Task requirements: Output as a JSON list of strings, one string per line, every line from the one containing "lock-washer-icon (942, 1935, 958, 1945)" down to the one containing "step2-illustration (556, 1310, 1096, 1780)", both included, with blank lines left out.

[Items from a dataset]
((

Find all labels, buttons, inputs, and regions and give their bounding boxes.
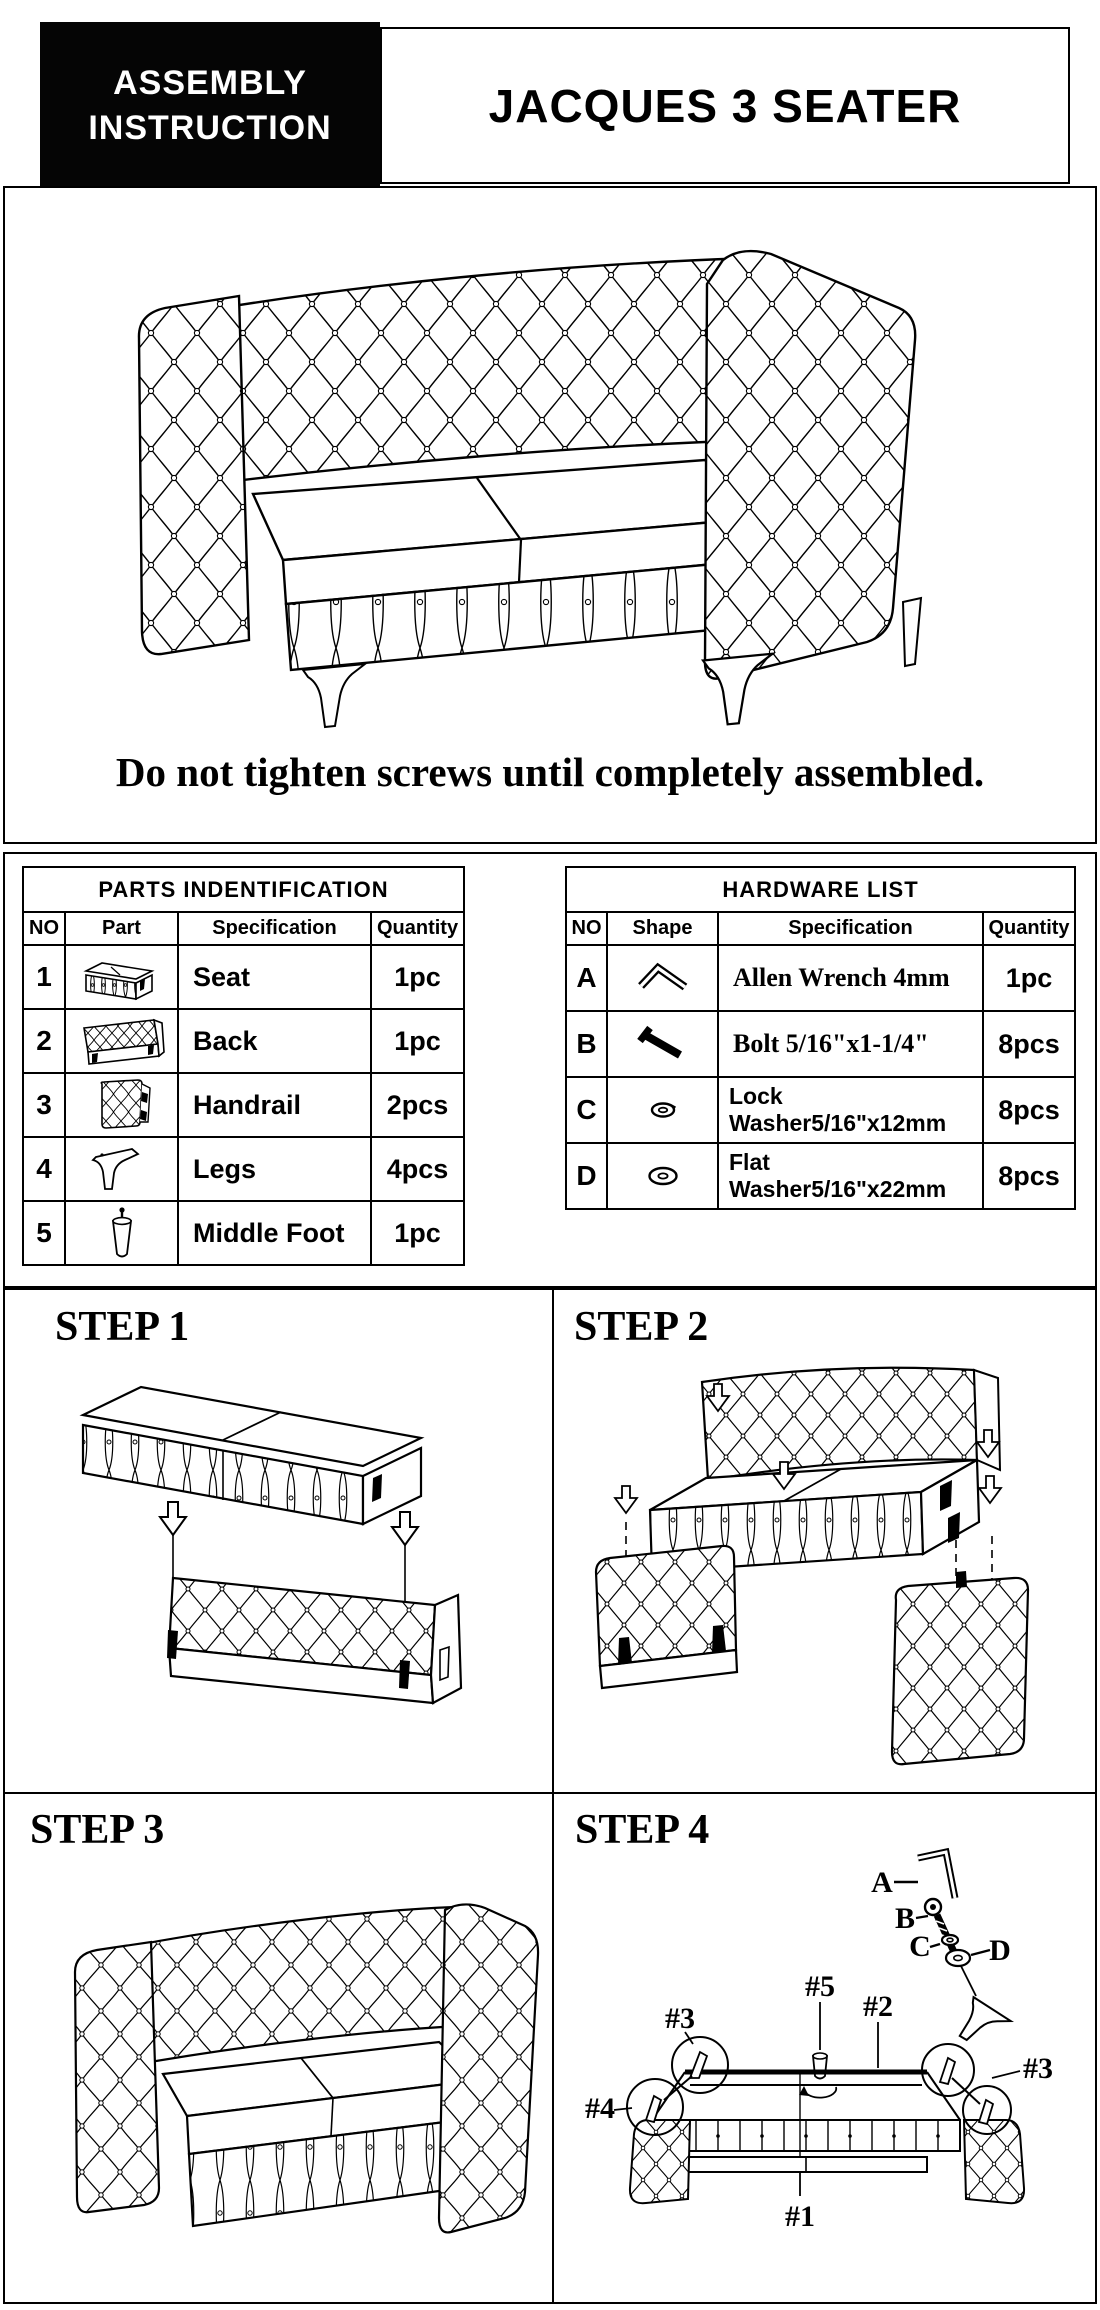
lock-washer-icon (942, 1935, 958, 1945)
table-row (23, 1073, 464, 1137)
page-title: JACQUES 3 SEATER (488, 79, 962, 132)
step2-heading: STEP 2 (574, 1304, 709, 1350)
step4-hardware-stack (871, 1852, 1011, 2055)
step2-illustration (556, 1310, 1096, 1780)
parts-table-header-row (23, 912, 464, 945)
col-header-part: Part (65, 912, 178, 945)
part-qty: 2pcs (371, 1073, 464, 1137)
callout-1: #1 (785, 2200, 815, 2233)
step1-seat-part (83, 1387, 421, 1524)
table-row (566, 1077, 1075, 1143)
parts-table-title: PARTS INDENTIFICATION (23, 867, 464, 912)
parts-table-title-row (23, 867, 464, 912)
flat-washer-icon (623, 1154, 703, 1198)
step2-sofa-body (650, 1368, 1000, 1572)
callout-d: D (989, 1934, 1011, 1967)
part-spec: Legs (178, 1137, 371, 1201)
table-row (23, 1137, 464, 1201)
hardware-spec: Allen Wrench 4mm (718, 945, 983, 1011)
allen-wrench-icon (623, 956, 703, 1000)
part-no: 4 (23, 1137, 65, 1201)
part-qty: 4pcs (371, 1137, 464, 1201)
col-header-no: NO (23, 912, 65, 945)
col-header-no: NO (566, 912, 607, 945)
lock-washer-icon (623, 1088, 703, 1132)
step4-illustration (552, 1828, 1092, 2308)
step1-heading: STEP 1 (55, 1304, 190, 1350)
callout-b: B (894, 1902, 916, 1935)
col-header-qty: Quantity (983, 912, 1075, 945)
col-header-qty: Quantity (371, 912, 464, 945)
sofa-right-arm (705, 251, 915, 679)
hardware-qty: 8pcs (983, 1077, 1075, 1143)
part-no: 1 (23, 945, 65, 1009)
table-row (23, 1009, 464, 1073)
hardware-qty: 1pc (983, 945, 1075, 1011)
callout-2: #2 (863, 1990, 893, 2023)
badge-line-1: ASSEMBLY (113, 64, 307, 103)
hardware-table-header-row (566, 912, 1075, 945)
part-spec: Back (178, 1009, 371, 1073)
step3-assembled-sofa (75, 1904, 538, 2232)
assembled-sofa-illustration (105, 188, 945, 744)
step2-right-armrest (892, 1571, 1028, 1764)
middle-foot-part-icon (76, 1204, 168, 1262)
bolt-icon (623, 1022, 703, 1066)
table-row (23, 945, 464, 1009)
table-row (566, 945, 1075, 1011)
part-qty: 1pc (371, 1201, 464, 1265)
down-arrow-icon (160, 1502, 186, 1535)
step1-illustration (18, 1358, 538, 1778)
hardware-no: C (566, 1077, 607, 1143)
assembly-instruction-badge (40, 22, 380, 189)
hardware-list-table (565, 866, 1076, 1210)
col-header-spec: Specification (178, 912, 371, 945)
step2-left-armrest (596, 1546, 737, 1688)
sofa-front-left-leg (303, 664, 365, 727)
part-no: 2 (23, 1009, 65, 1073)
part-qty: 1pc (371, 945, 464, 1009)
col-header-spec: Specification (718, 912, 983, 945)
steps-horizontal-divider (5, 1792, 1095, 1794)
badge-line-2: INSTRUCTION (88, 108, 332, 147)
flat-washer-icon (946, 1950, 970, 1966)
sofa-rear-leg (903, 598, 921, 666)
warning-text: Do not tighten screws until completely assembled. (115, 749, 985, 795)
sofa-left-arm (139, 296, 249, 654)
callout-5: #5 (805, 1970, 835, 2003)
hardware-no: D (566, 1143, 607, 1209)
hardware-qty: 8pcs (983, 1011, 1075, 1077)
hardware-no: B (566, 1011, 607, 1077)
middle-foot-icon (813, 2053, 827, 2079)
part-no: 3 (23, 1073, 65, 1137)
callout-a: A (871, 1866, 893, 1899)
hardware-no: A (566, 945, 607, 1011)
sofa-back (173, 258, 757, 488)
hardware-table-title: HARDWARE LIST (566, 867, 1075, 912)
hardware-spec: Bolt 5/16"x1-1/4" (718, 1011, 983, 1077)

))

Task solution:
[
  "lock-washer-icon (942, 1935, 958, 1945)",
  "table-row (23, 1073, 464, 1137)",
  "page-title: JACQUES 3 SEATER (488, 79, 962, 132)",
  "step2-heading: STEP 2 (574, 1304, 709, 1350)",
  "step4-hardware-stack (871, 1852, 1011, 2055)",
  "step2-illustration (556, 1310, 1096, 1780)"
]